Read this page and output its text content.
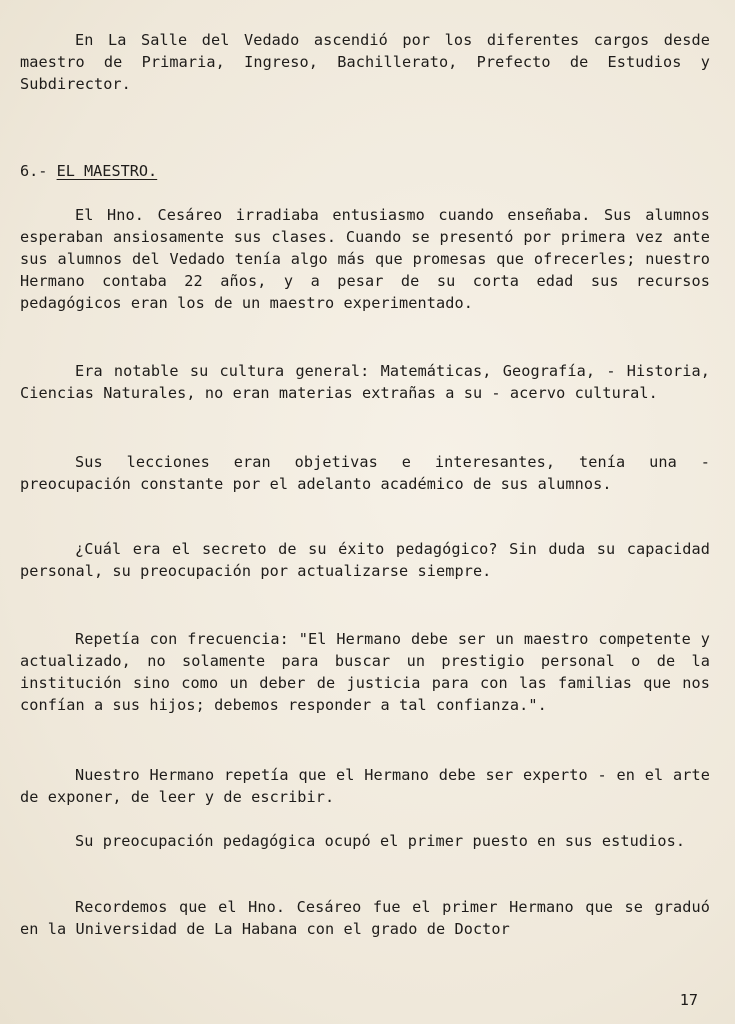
En La Salle del Vedado ascendió por los diferentes cargos desde maestro de Primaria, Ingreso, Bachillerato, Prefecto de Estudios y Subdirector.

6.- EL MAESTRO.

El Hno. Cesáreo irradiaba entusiasmo cuando enseñaba. Sus alumnos esperaban ansiosamente sus clases. Cuando se presentó por primera vez ante sus alumnos del Vedado tenía algo más que promesas que ofrecerles; nuestro Hermano contaba 22 años, y a pesar de su corta edad sus recursos pedagógicos eran los de un maestro experimentado.

Era notable su cultura general: Matemáticas, Geografía, - Historia, Ciencias Naturales, no eran materias extrañas a su - acervo cultural.

Sus lecciones eran objetivas e interesantes, tenía una - preocupación constante por el adelanto académico de sus alumnos.

¿Cuál era el secreto de su éxito pedagógico? Sin duda su capacidad personal, su preocupación por actualizarse siempre.

Repetía con frecuencia: "El Hermano debe ser un maestro competente y actualizado, no solamente para buscar un prestigio personal o de la institución sino como un deber de justicia para con las familias que nos confían a sus hijos; debemos responder a tal confianza.".

Nuestro Hermano repetía que el Hermano debe ser experto - en el arte de exponer, de leer y de escribir.

Su preocupación pedagógica ocupó el primer puesto en sus estudios.

Recordemos que el Hno. Cesáreo fue el primer Hermano que se graduó en la Universidad de La Habana con el grado de Doctor

17
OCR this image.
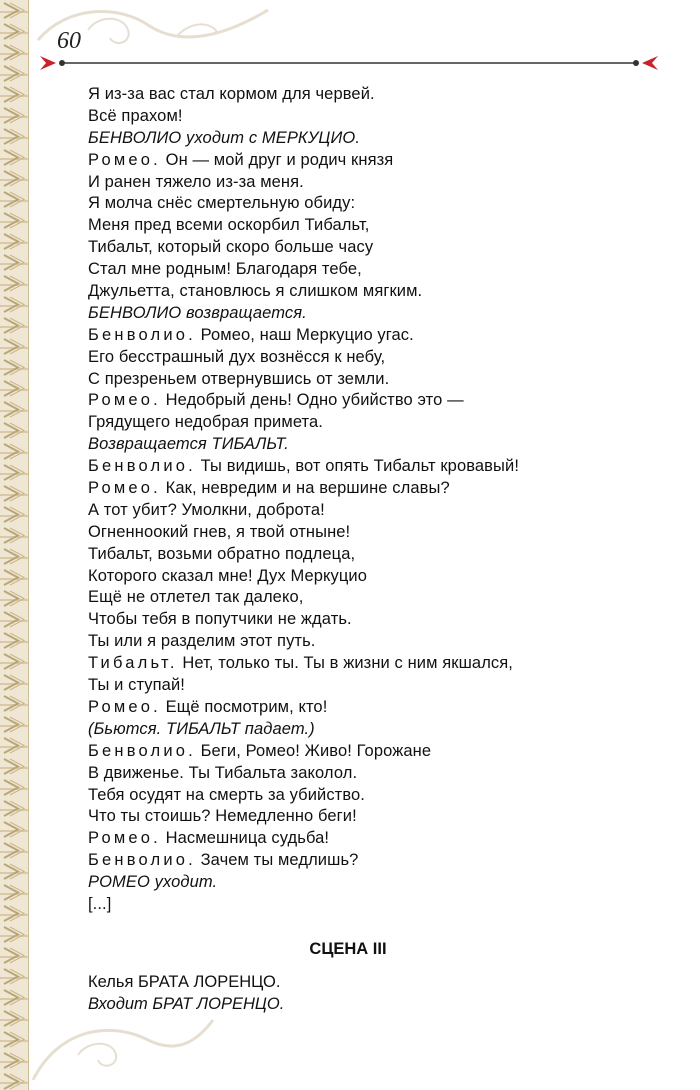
60
Я из-за вас стал кормом для червей.
Всё прахом!
БЕНВОЛИО уходит с МЕРКУЦИО.
Ромео. Он — мой друг и родич князя
И ранен тяжело из-за меня.
Я молча снёс смертельную обиду:
Меня пред всеми оскорбил Тибальт,
Тибальт, который скоро больше часу
Стал мне родным! Благодаря тебе,
Джульетта, становлюсь я слишком мягким.
БЕНВОЛИО возвращается.
Бенволио. Ромео, наш Меркуцио угас.
Его бесстрашный дух вознёсся к небу,
С презреньем отвернувшись от земли.
Ромео. Недобрый день! Одно убийство это —
Грядущего недобрая примета.
Возвращается ТИБАЛЬТ.
Бенволио. Ты видишь, вот опять Тибальт кровавый!
Ромео. Как, невредим и на вершине славы?
А тот убит? Умолкни, доброта!
Огненноокий гнев, я твой отныне!
Тибальт, возьми обратно подлеца,
Которого сказал мне! Дух Меркуцио
Ещё не отлетел так далеко,
Чтобы тебя в попутчики не ждать.
Ты или я разделим этот путь.
Тибальт. Нет, только ты. Ты в жизни с ним якшался,
Ты и ступай!
Ромео. Ещё посмотрим, кто!
(Бьются. ТИБАЛЬТ падает.)
Бенволио. Беги, Ромео! Живо! Горожане
В движенье. Ты Тибальта заколол.
Тебя осудят на смерть за убийство.
Что ты стоишь? Немедленно беги!
Ромео. Насмешница судьба!
Бенволио. Зачем ты медлишь?
РОМЕО уходит.
[...]
СЦЕНА III
Келья БРАТА ЛОРЕНЦО.
Входит БРАТ ЛОРЕНЦО.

==*==

Look for lines containing the string "Cesáreo" and copy them all.

El Hno. Cesáreo irradiaba entusiasmo cuando enseñaba. Sus alumnos esperaban ansiosamente sus clases. Cuando se presentó por primera vez ante sus alumnos del Vedado tenía algo más que promesas que ofrecerles; nuestro Hermano contaba 22 años, y a pesar de su corta edad sus recursos pedagógicos eran los de un maestro experimentado.
Recordemos que el Hno. Cesáreo fue el primer Hermano que se graduó en la Universidad de La Habana con el grado de Doctor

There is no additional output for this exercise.